By Steve Ranger, 13 August 2007 17:02
NEWS
A deluge of emails constantly interrupting work is stressing out modern employees, who become tired, frustrated and unproductive as they attempt to keep up with the barrage of messages.
One in three workers feels stressed by the number of emails they get and the obligation to respond - although a chilled-out 38 per cent said they do not reply to email until a day or even a week after receiving it.
The research, carried out by Dr Karen Renaud from the University of Glasgow's Computing Science department, psychologist Judith Ramsay of Paisley University and statistician Mario Hair, quizzed 177 people to see how they deal with emails received at work.
It found that employees working on a computer typically switch applications to view their emails as many as 30 or 40 times per hour, for anything from a few seconds to a minute.
While half of the participants said they check their email more than once per hour, and 35 per cent said they check every 15 minutes, monitoring software installed on their machines for the experiment showed they check email more often.

--------------------------------------------------

- **PROBLEMS**:
• A. Extract each line of the records that contains the string "every", matching case exactly.
• B. Proceed with the article on workplace email stress, picking up after its final sentence.

- **RAW RECORDS**:
--------------------------------------------------

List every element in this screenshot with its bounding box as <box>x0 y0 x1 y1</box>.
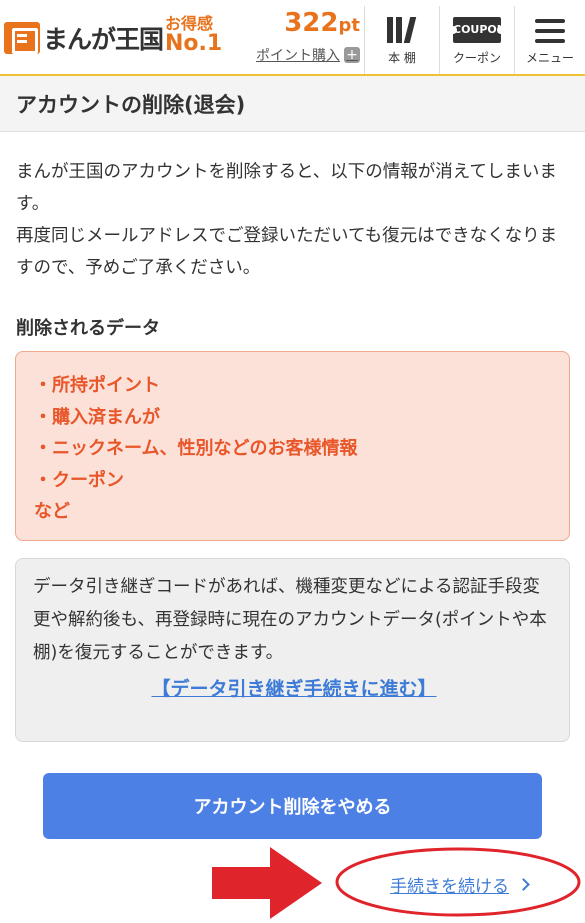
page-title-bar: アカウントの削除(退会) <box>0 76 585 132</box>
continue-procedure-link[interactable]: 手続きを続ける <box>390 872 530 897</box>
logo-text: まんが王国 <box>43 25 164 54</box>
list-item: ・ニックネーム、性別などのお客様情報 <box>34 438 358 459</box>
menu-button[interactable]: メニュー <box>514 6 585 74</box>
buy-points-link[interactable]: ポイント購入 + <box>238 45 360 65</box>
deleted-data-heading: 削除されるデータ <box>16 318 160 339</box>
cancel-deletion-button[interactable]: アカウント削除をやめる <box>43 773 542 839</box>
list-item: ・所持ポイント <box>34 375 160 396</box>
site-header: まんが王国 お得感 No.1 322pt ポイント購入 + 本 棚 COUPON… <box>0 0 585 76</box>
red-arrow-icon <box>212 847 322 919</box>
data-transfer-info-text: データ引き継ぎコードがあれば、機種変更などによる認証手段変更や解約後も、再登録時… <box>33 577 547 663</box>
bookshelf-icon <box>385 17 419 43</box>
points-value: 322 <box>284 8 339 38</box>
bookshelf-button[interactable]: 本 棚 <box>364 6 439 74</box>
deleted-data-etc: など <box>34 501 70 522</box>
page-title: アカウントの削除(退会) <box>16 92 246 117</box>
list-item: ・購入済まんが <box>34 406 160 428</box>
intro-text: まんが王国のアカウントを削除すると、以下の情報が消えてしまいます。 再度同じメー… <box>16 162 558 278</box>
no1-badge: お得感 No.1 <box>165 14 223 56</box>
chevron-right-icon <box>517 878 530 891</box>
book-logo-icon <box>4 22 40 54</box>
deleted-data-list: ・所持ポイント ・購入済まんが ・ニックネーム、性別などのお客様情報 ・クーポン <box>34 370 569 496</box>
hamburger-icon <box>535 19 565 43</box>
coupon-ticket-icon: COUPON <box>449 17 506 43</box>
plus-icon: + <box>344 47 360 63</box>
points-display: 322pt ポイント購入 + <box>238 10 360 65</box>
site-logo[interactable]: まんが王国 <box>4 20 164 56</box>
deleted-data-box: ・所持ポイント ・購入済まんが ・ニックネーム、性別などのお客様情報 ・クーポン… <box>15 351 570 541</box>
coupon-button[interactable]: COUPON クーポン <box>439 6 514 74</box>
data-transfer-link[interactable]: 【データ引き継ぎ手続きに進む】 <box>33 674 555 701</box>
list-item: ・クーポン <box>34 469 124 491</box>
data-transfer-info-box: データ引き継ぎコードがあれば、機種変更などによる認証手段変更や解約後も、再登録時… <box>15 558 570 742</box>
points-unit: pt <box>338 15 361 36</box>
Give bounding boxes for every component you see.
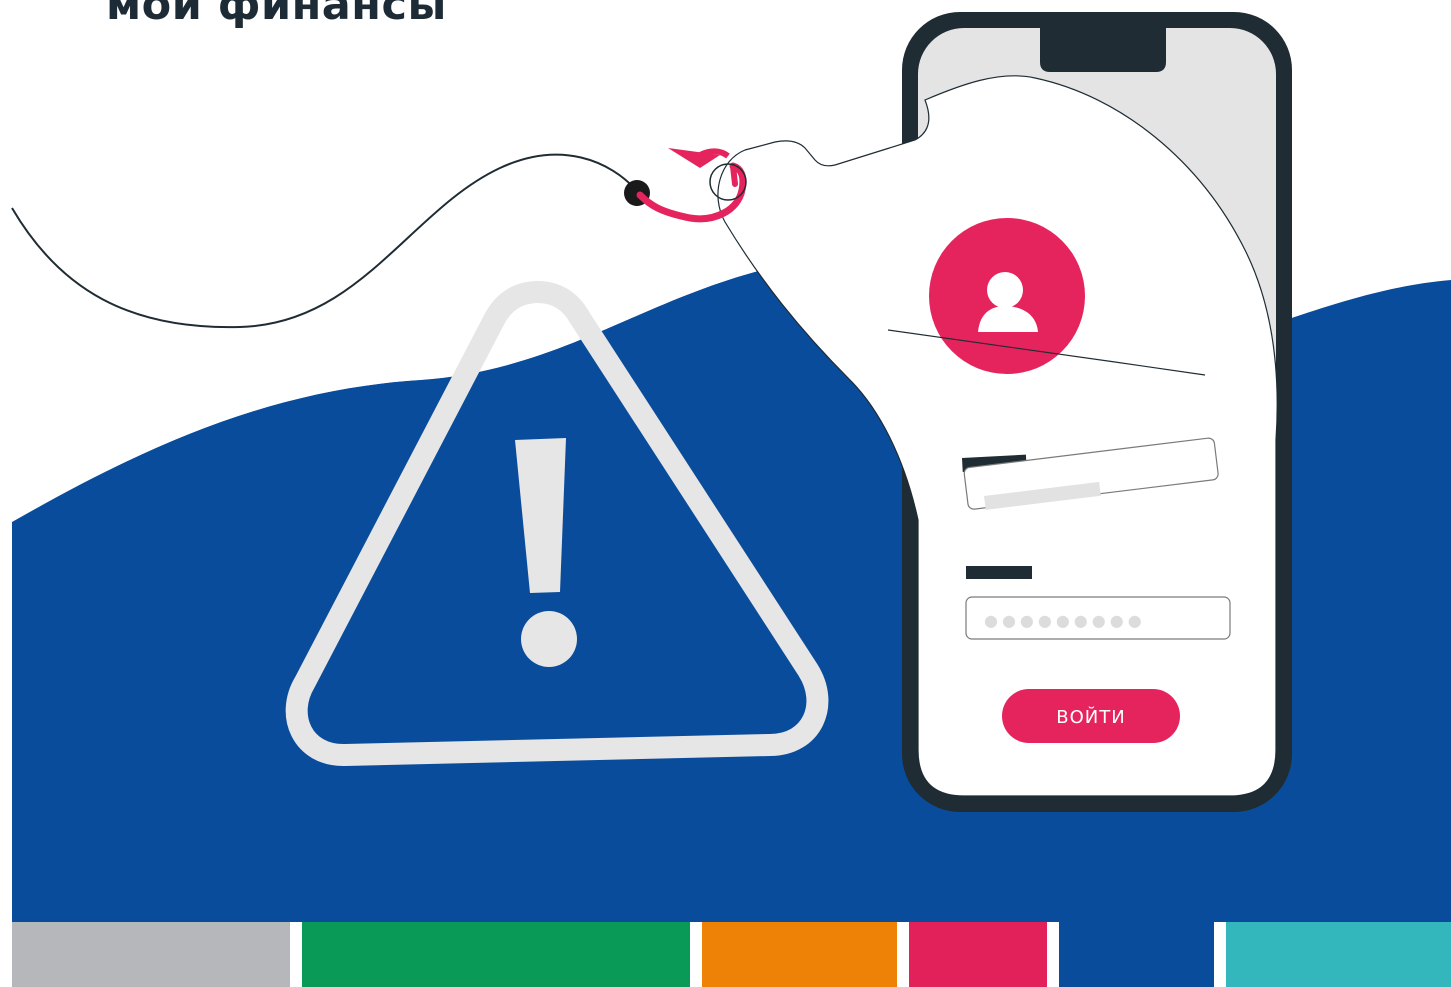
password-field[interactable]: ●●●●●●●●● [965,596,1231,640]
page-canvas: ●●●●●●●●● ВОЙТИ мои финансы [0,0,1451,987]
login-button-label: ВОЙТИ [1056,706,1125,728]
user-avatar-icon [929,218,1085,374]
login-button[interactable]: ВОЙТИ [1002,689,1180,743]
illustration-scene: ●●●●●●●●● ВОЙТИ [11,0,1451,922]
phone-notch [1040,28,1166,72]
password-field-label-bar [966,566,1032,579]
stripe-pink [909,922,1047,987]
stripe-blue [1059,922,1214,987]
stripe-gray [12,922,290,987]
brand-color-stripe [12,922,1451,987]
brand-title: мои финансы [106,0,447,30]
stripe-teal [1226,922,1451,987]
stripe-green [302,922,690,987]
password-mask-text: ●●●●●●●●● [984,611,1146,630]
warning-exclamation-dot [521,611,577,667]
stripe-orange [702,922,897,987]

--------------------------------------------------

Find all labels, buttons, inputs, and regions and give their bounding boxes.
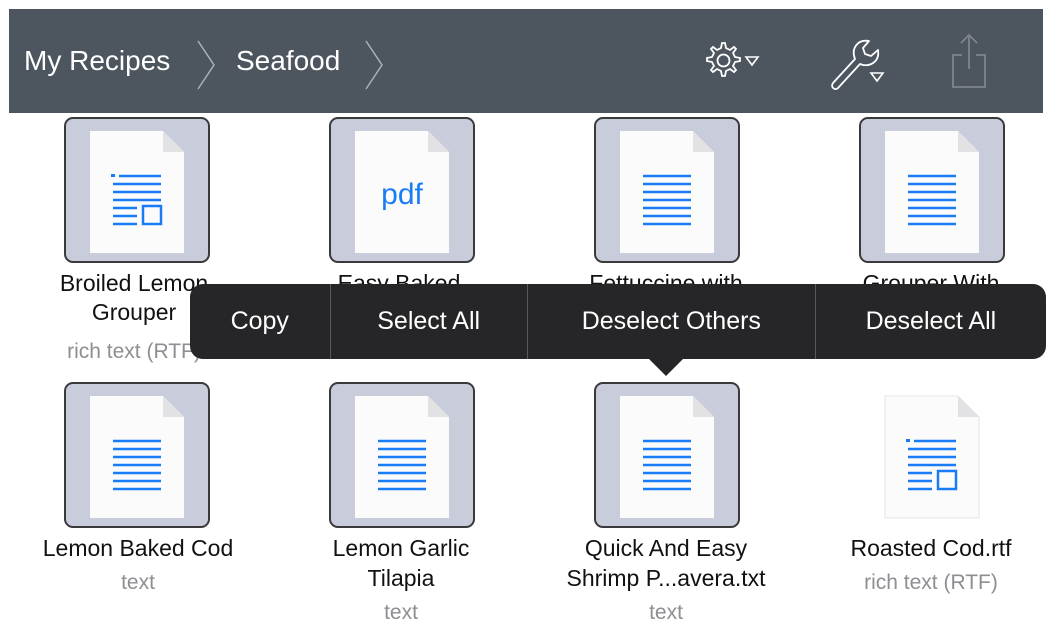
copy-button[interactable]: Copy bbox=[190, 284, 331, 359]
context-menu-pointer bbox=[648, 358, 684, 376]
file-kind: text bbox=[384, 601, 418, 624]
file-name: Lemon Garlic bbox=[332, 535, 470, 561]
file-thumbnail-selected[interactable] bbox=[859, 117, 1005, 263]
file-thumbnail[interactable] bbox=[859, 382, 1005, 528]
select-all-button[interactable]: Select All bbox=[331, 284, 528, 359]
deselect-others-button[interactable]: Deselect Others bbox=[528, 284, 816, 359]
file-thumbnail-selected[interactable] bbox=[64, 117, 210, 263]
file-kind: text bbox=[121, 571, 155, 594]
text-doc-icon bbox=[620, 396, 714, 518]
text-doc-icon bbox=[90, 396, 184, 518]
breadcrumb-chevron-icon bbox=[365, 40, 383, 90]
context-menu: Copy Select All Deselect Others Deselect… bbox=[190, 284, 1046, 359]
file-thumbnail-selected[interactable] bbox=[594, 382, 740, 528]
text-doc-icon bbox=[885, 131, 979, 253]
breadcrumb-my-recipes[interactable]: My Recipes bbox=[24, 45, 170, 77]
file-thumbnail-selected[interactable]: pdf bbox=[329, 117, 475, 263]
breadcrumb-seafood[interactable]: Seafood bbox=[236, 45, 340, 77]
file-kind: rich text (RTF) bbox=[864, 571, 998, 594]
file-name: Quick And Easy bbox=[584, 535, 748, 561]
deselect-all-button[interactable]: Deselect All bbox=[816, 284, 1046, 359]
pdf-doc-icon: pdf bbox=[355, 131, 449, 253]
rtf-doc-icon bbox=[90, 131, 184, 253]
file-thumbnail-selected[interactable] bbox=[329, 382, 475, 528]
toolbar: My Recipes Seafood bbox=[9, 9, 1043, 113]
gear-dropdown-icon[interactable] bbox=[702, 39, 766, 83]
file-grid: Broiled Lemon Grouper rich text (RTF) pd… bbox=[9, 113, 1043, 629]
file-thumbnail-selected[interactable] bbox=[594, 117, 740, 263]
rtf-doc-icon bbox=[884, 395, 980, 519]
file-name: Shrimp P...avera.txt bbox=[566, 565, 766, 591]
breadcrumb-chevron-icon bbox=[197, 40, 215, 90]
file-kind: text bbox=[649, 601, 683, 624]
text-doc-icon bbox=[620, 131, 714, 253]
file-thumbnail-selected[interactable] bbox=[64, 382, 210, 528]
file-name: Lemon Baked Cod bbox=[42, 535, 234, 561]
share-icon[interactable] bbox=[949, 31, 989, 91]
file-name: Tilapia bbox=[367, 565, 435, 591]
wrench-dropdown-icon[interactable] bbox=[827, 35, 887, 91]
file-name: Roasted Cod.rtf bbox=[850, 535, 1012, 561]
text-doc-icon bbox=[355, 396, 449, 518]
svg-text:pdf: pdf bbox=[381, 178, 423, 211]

--------------------------------------------------

- **RESPONSES BY TASK**:
• A.
List every element in this screenshot with its bounding box as <box>x0 y0 x1 y1</box>.
Give bounding boxes for every component you see.

• B.
Dr Renaud said in a statement: "Email is the thing that now causes us the most problems in our working lives. It's an amazing tool but it's got out of hand. Email harries you."
She added: "The more distracted you are by distractions, including email, then you are going to be more tired and less productive."
The research said email senders at work should never press other employees, especially those they supervise, to respond to their emails as they would to a phone call. Recipients should not constantly monitor their emails since this will negatively affect all other work activities, and should instead set aside dedicated email reading time to catch up on what's landed in their inbox.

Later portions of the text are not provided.